* _WRITTEN EXERCISE_
Sort through the data and copy the lines holding the word "scanners".
........
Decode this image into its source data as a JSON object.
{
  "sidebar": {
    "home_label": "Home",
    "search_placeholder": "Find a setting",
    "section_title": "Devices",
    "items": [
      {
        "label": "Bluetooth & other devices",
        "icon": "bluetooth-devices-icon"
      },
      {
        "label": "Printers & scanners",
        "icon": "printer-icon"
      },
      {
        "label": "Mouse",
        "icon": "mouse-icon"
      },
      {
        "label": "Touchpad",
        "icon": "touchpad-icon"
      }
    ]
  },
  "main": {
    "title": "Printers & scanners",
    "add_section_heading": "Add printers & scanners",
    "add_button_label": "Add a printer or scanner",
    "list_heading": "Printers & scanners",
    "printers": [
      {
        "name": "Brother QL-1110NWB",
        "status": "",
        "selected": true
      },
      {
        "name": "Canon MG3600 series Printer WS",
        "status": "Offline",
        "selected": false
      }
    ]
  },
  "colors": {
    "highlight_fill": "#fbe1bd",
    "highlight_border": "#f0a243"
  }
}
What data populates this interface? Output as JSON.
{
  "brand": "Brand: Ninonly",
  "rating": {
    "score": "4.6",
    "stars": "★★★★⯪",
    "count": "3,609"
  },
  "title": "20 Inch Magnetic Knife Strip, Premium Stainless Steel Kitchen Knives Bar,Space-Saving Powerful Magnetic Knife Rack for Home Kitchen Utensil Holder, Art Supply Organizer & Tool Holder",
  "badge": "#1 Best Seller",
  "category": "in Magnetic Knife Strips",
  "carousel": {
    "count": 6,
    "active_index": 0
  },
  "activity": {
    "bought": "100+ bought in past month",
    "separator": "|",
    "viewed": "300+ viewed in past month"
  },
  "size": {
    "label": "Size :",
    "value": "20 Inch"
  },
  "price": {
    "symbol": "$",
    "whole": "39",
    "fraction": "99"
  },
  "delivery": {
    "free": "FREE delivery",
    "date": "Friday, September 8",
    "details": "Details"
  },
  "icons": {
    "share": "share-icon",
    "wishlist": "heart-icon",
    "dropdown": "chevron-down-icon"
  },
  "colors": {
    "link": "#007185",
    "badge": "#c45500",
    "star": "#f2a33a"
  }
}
........
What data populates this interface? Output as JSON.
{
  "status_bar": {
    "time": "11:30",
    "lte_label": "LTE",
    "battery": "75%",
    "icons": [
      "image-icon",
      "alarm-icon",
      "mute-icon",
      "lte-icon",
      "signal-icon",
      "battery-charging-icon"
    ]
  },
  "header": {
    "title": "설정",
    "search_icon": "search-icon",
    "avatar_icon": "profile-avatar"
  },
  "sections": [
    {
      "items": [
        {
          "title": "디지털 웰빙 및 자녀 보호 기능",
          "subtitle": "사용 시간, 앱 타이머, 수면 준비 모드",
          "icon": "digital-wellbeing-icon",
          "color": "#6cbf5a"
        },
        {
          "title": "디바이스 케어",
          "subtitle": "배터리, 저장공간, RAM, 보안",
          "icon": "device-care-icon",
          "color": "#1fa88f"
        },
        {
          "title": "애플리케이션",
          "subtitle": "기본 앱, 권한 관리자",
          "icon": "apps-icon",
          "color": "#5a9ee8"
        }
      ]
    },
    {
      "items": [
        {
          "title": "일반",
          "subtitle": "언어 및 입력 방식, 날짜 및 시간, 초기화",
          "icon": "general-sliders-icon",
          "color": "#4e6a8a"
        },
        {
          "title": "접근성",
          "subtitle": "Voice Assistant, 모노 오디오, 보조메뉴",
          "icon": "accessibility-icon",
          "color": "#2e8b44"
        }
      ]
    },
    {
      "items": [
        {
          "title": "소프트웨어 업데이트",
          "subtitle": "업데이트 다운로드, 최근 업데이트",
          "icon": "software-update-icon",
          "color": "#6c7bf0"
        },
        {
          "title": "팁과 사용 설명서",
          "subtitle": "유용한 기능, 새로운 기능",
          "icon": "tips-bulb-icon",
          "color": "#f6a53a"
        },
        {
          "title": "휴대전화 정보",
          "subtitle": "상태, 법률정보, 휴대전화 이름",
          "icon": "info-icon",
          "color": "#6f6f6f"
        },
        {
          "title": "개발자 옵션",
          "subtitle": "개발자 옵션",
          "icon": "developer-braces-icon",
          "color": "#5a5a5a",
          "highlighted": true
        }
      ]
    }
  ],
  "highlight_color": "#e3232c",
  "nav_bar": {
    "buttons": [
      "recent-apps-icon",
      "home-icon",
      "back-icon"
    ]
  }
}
........
* _WRITTEN REPLY_
        "label": "Printers & scanners",
    "title": "Printers & scanners",
    "add_section_heading": "Add printers & scanners",
    "list_heading": "Printers & scanners",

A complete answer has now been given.